* **Document segment**:
IP rights generally have a limited territorial scope of application. The laws that enable the protection of IP rights do not apply extraterritorially. This is especially the case for IP rights that require registration, such as patents: patent infringement under the United States Patent Act is not possible outside of the United States. IP rights that do not require registration, such as copyright, are also territorial in scope, although some of them are subject to international protection under international treaties and conventions. In the case of copyright, for example, the Berne Convention for the Protection of Literary and Artistic Works (the “Berne Convention”) allows authors from member States to protect their IP rights in foreign jurisdictions that are also member States, based on the law of the foreign jurisdiction.
IP disputes can take many forms. They may include: disputes arising out of breaches of a licensing agreement, disputes regarding the scope of an IP license, royalty payment disputes, IP infringement disputes, and disputes regarding the validity of the IP rights. These disputes can become subject to arbitration where they arise out of or in connection with an agreement which also contains an arbitration clause submitting such disputes to arbitration.
Arbitration and IP disputes
Arbitration is a private and often confidential adjudicative process that involves the final resolution of a dispute by a neutral arbitrator or arbitrators appointed by the parties. Arbitrators can be chosen for their expertise in a particular subject matter or area of law. The parties and arbitrators have much more flexibility, as compared to court litigation, to fashion an appropriate procedure for the case. The process results in an arbitral award, which is enforceable in more than 150 jurisdictions under the United Nations Convention on the Recognition and Enforcement of Foreign Arbitral Awards (the “New York Convention”). Arbitration therefore offers certain advantages that litigation does not, including confidentiality, flexibility, expertise, and global enforceability.

* **Parts of the exercise**:
- A) Answer these questions from the text on IP disputes and arbitration:
(i) Which convention lets authors from member States protect their IP rights in foreign jurisdictions that are also member States?
(ii) In how many jurisdictions is an arbitral award enforceable under the New York Convention?
(iii) When can IP disputes become subject to arbitration?
- B) Proceed with the text on IP disputes and arbitration, starting after its final sentence.
The entries that come after this text are not needed.

* **Dataset records**:
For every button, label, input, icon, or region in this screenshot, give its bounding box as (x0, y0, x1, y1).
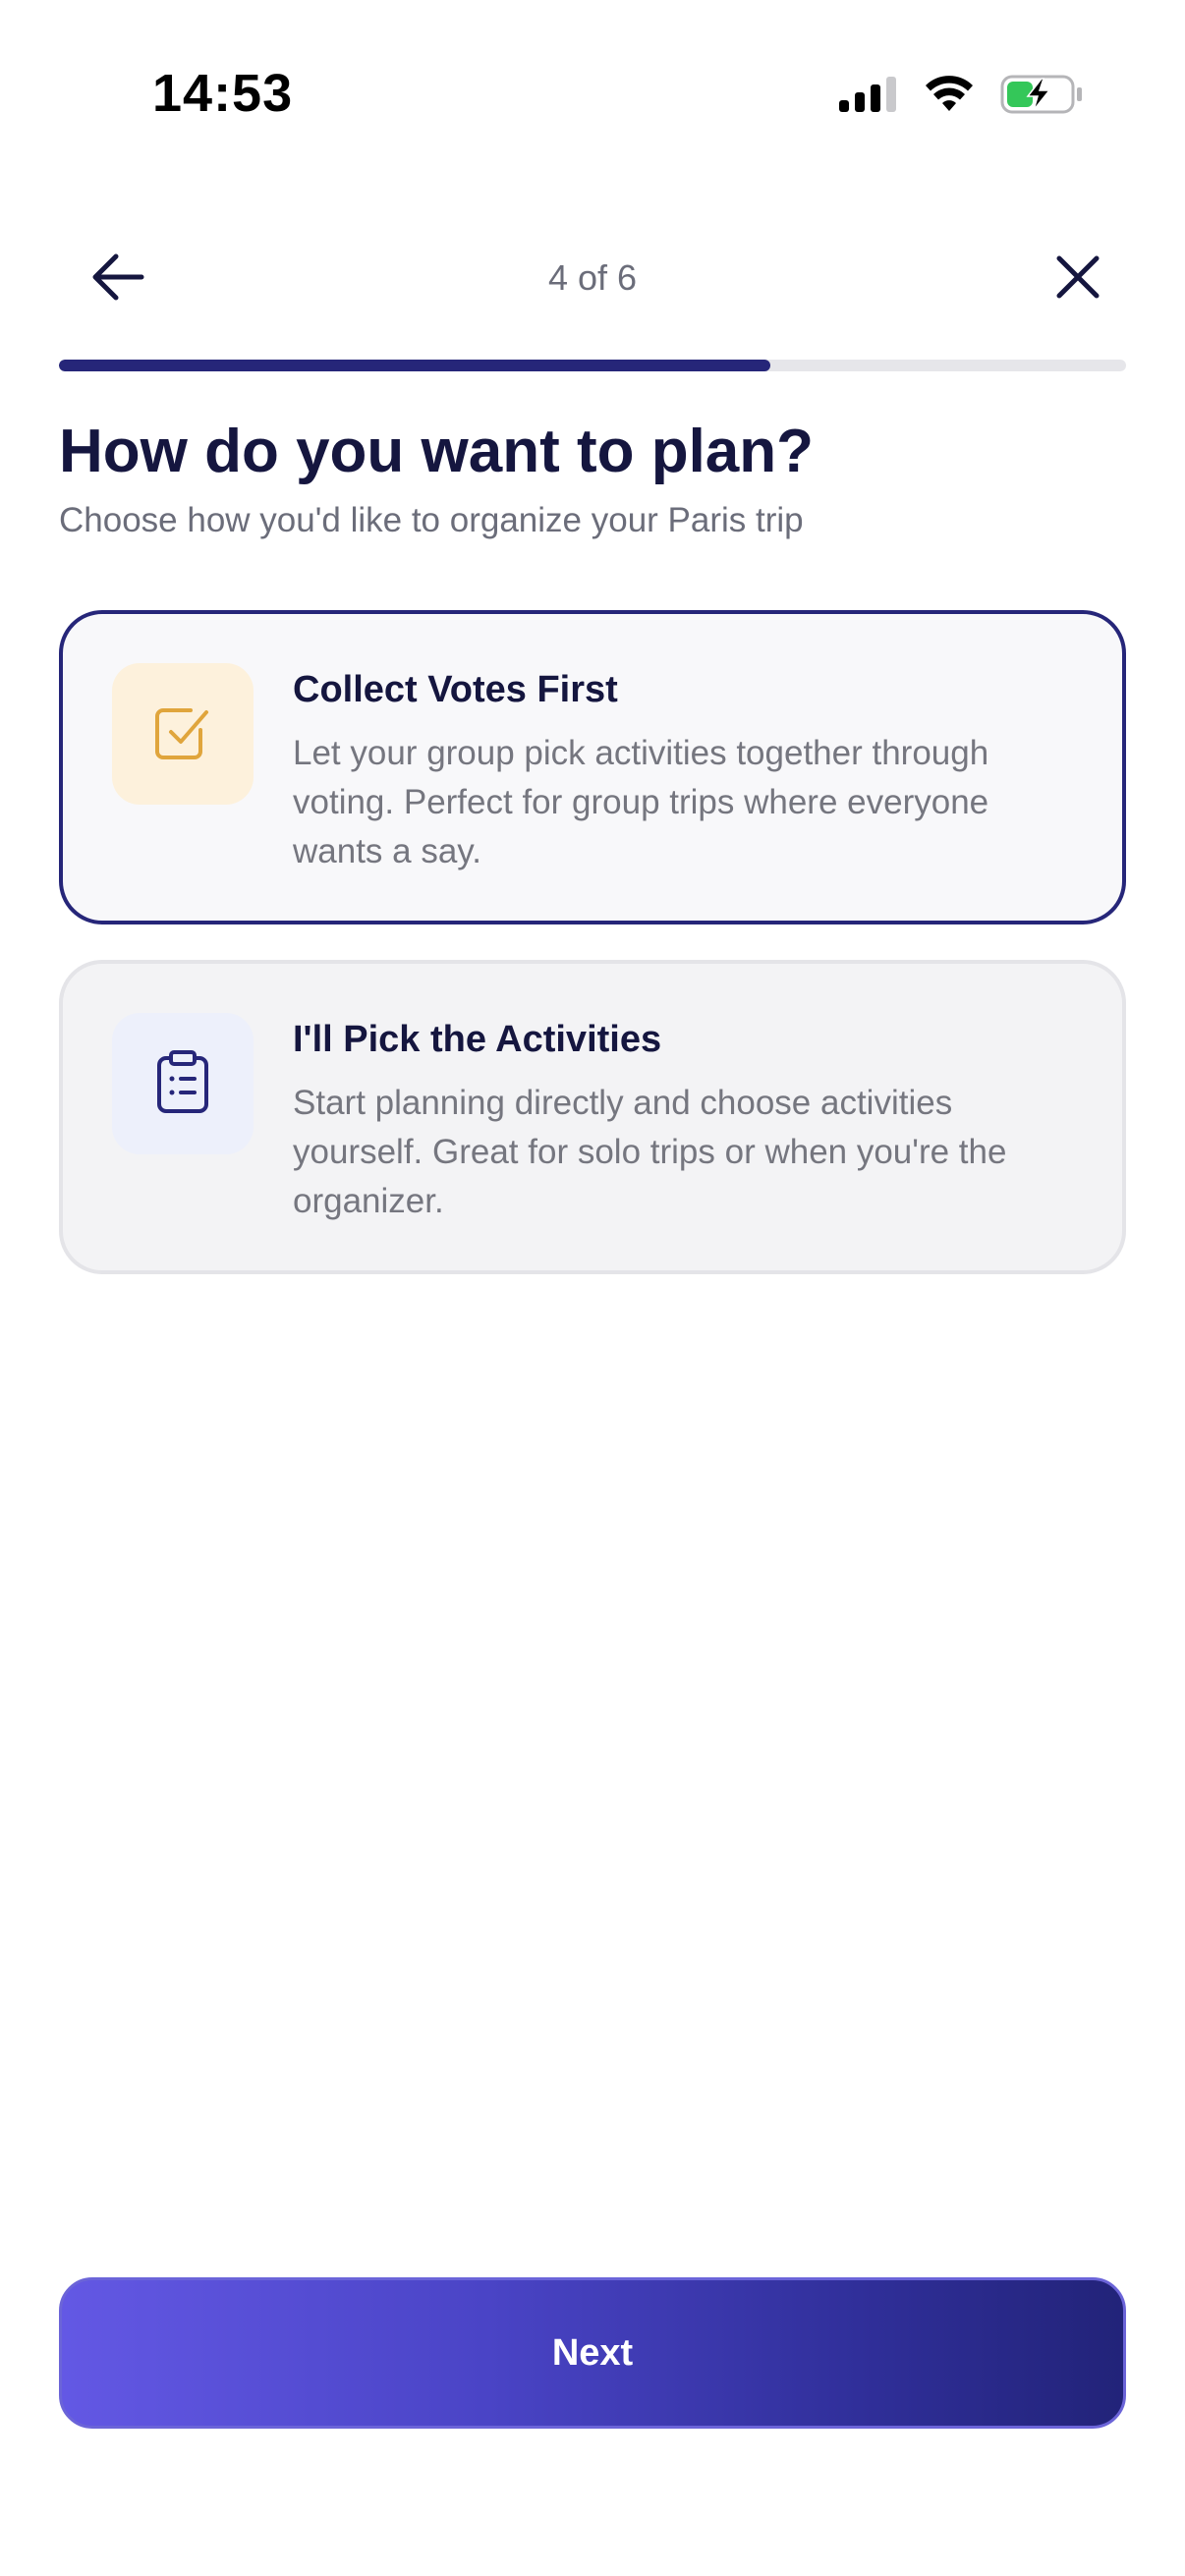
checkbox-icon (151, 700, 214, 768)
option-icon-box (112, 663, 254, 805)
option-pick-activities-card[interactable]: I'll Pick the Activities Start planning … (59, 960, 1126, 1274)
status-icons (839, 75, 1083, 114)
page-subtitle: Choose how you'd like to organize your P… (59, 501, 804, 539)
clipboard-list-icon (153, 1048, 212, 1120)
next-button[interactable]: Next (59, 2277, 1126, 2429)
option-collect-votes-card[interactable]: Collect Votes First Let your group pick … (59, 610, 1126, 924)
option-description: Let your group pick activities together … (293, 734, 989, 870)
wifi-icon (924, 76, 975, 113)
step-indicator: 4 of 6 (547, 257, 638, 298)
status-time: 14:53 (152, 64, 294, 123)
close-icon (1054, 253, 1101, 306)
option-text: I'll Pick the Activities Start planning … (293, 1019, 1063, 1226)
header: 4 of 6 (59, 236, 1126, 324)
option-title: Collect Votes First (293, 669, 618, 710)
progress-fill (59, 360, 771, 371)
option-icon-box (112, 1013, 254, 1154)
option-title: I'll Pick the Activities (293, 1019, 662, 1060)
cellular-signal-icon (839, 77, 898, 112)
progress-bar (59, 360, 1126, 371)
close-button[interactable] (1044, 250, 1112, 308)
option-description: Start planning directly and choose activ… (293, 1084, 1007, 1220)
battery-charging-icon (1000, 75, 1083, 114)
option-text: Collect Votes First Let your group pick … (293, 669, 1063, 876)
page-title: How do you want to plan? (59, 418, 815, 485)
status-bar: 14:53 (0, 0, 1185, 187)
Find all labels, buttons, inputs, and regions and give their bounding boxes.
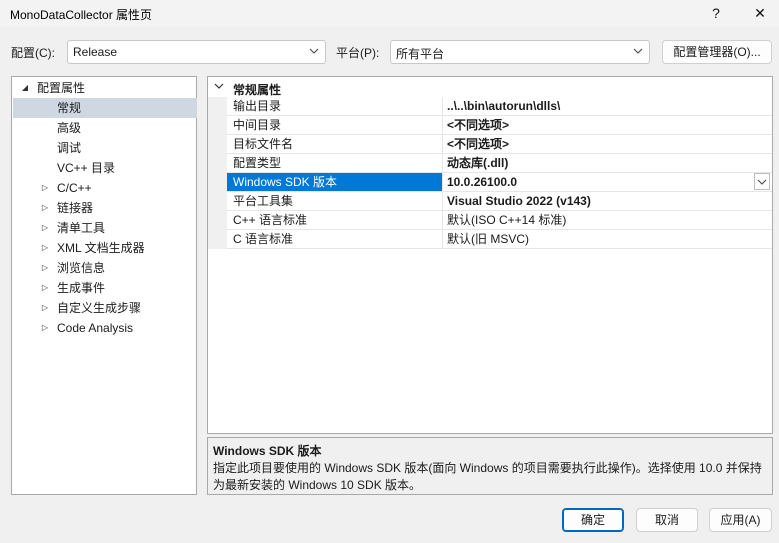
tree-item-label: XML 文档生成器 (57, 241, 145, 255)
section-header[interactable]: 常规属性 (208, 77, 772, 97)
config-manager-button[interactable]: 配置管理器(O)... (662, 40, 772, 64)
ok-button[interactable]: 确定 (562, 508, 624, 532)
section-title: 常规属性 (233, 83, 282, 97)
property-name: Windows SDK 版本 (227, 173, 443, 191)
property-value[interactable]: <不同选项> (447, 116, 772, 134)
tree-item[interactable]: ▷ C/C++ (13, 178, 197, 198)
collapsed-arrow-icon[interactable]: ▷ (39, 318, 51, 338)
tree-item[interactable]: ▷ 链接器 (13, 198, 197, 218)
chevron-down-icon (633, 48, 643, 54)
tree-item-label: 链接器 (57, 201, 94, 215)
property-value[interactable]: 默认(ISO C++14 标准) (447, 211, 772, 229)
tree-item[interactable]: 高级 (13, 118, 197, 138)
property-row[interactable]: 输出目录 ..\..\bin\autorun\dlls\ (227, 97, 772, 116)
property-name: 目标文件名 (227, 135, 443, 153)
close-button[interactable]: ✕ (742, 0, 778, 27)
tree-item-label: 自定义生成步骤 (57, 301, 142, 315)
description-text: 指定此项目要使用的 Windows SDK 版本(面向 Windows 的项目需… (213, 461, 762, 492)
tree-item[interactable]: 调试 (13, 138, 197, 158)
tree-item[interactable]: ▷ 清单工具 (13, 218, 197, 238)
property-row[interactable]: 平台工具集 Visual Studio 2022 (v143) (227, 192, 772, 211)
tree-item[interactable]: ▷ XML 文档生成器 (13, 238, 197, 258)
property-tree: ◢ 配置属性常规高级调试 VC++ 目录 ▷ C/C++ ▷ 链接器 ▷ 清单工具 ▷ XML 文档… (11, 76, 197, 495)
property-value[interactable]: 10.0.26100.0 (447, 173, 772, 191)
tree-item-label: 调试 (57, 141, 82, 155)
tree-item-label: 配置属性 (37, 81, 86, 95)
grid-indent-strip (208, 97, 227, 249)
collapsed-arrow-icon[interactable]: ▷ (39, 298, 51, 318)
property-name: 中间目录 (227, 116, 443, 134)
property-name: 输出目录 (227, 97, 443, 115)
expanded-arrow-icon[interactable]: ◢ (19, 78, 31, 98)
collapsed-arrow-icon[interactable]: ▷ (39, 178, 51, 198)
tree-item-label: 生成事件 (57, 281, 106, 295)
tree-item[interactable]: ▷ 自定义生成步骤 (13, 298, 197, 318)
tree-item-label: 清单工具 (57, 221, 106, 235)
tree-item-label: 常规 (57, 101, 82, 115)
tree-item-label: Code Analysis (57, 321, 134, 335)
tree-item[interactable]: VC++ 目录 (13, 158, 197, 178)
config-label: 配置(C): (11, 46, 55, 60)
property-value[interactable]: 默认(旧 MSVC) (447, 230, 772, 248)
tree-item[interactable]: ▷ 生成事件 (13, 278, 197, 298)
property-name: C++ 语言标准 (227, 211, 443, 229)
tree-item[interactable]: ◢ 配置属性 (13, 78, 197, 98)
property-row[interactable]: 配置类型 动态库(.dll) (227, 154, 772, 173)
chevron-down-icon (757, 179, 767, 185)
title-bar: MonoDataCollector 属性页 ? ✕ (0, 0, 779, 27)
property-grid: 常规属性 输出目录 ..\..\bin\autorun\dlls\ 中间目录 <不同选… (207, 76, 773, 434)
tree-item[interactable]: ▷ Code Analysis (13, 318, 197, 338)
property-row[interactable]: C++ 语言标准 默认(ISO C++14 标准) (227, 211, 772, 230)
property-value[interactable]: Visual Studio 2022 (v143) (447, 192, 772, 210)
cancel-button[interactable]: 取消 (636, 508, 698, 532)
property-row[interactable]: Windows SDK 版本 10.0.26100.0 (227, 173, 772, 192)
apply-button[interactable]: 应用(A) (709, 508, 772, 532)
tree-item-label: C/C++ (57, 181, 92, 195)
tree-item[interactable]: ▷ 浏览信息 (13, 258, 197, 278)
tree-item[interactable]: 常规 (13, 98, 197, 118)
config-dropdown[interactable]: Release (67, 40, 326, 64)
window-title: MonoDataCollector 属性页 (10, 8, 153, 22)
collapsed-arrow-icon[interactable]: ▷ (39, 198, 51, 218)
platform-dropdown[interactable]: 所有平台 (390, 40, 650, 64)
collapsed-arrow-icon[interactable]: ▷ (39, 278, 51, 298)
platform-label: 平台(P): (336, 46, 380, 60)
config-value: Release (73, 45, 118, 59)
tree-item-label: 高级 (57, 121, 82, 135)
property-row[interactable]: C 语言标准 默认(旧 MSVC) (227, 230, 772, 249)
collapsed-arrow-icon[interactable]: ▷ (39, 238, 51, 258)
value-dropdown-button[interactable] (754, 173, 770, 190)
property-row[interactable]: 目标文件名 <不同选项> (227, 135, 772, 154)
collapsed-arrow-icon[interactable]: ▷ (39, 258, 51, 278)
help-button[interactable]: ? (700, 0, 732, 27)
property-row[interactable]: 中间目录 <不同选项> (227, 116, 772, 135)
platform-value: 所有平台 (396, 47, 445, 61)
collapsed-arrow-icon[interactable]: ▷ (39, 218, 51, 238)
property-name: C 语言标准 (227, 230, 443, 248)
property-value[interactable]: <不同选项> (447, 135, 772, 153)
collapse-icon[interactable] (212, 79, 226, 93)
property-name: 平台工具集 (227, 192, 443, 210)
tree-item-label: 浏览信息 (57, 261, 106, 275)
property-value[interactable]: 动态库(.dll) (447, 154, 772, 172)
property-value[interactable]: ..\..\bin\autorun\dlls\ (447, 97, 772, 115)
tree-item-label: VC++ 目录 (57, 161, 116, 175)
description-panel: Windows SDK 版本 指定此项目要使用的 Windows SDK 版本(… (207, 437, 773, 495)
description-title: Windows SDK 版本 (213, 444, 322, 458)
chevron-down-icon (309, 48, 319, 54)
property-name: 配置类型 (227, 154, 443, 172)
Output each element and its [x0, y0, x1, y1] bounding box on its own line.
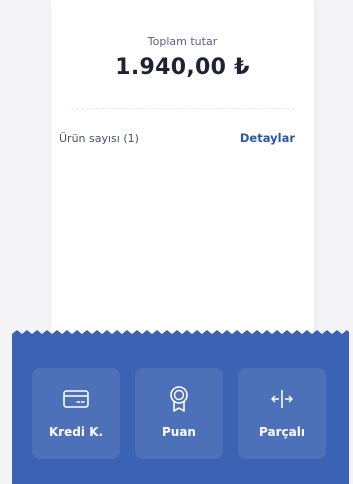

* **Responses**:
- A)
(i) The Berne Convention for the Protection of Literary and Artistic Works.
(ii) More than 150.
(iii) When they arise out of or in connection with an agreement that also contains an arbitration clause submitting such disputes to arbitration.

- B)
These features make arbitration particularly suitable for the settlement of certain types of IP disputes, particularly multi-jurisdictional IP disputes. In a litigation context, courts may be reluctant to assume jurisdiction over foreign IP disputes, and therefore separate litigation proceedings in multiple jurisdictions may be involved, even for disputes arising out of a single agreement or transaction. The international enforcement of court judgments is also subject to multiple uncertainties. In contrast, disputes subject to an arbitration agreement, even if they involve parties and activities across multiple jurisdictions, can be resolved in a single arbitration proceeding if the parties so contract. The arbitral award is then more easily enforceable in over 150 jurisdictions by virtue of the New York Convention.
Arbitration can also be suitable for the resolution of confidential IP disputes involving sensitive and confidential information, such as trade secrets or confidential industry know-how. Arbitration is often, although not necessarily, confidential; whether or not an arbitration is confidential depends upon parties’ agreement and the applicable law, and many national laws and arbitration rules provide for implied or presumptive confidentiality of the arbitral proceedings and the arbitral award. It is also possible to expressly provide for confidentiality of arbitral proceedings in IP contracts, and such an express confidentiality provision is likely to be upheld and enforceable in many jurisdictions.
Historical Non-Arbitrability of IP Disputes
Case law and legislation in many jurisdictions provide that certain categories of disputes are not “arbitrable,” i.e. they are not capable of settlement by arbitration, usually for reasons of public policy. Non-arbitrability is a ground for non-enforcement of arbitral awards under the New York Convention and a basis for setting aside an award under many national laws. However, there is no uniform approach to arbitrability. Each jurisdiction judges for itself what categories of dispute are not arbitrable. Typical examples of non-arbitrable disputes include criminal law disputes or family law disputes.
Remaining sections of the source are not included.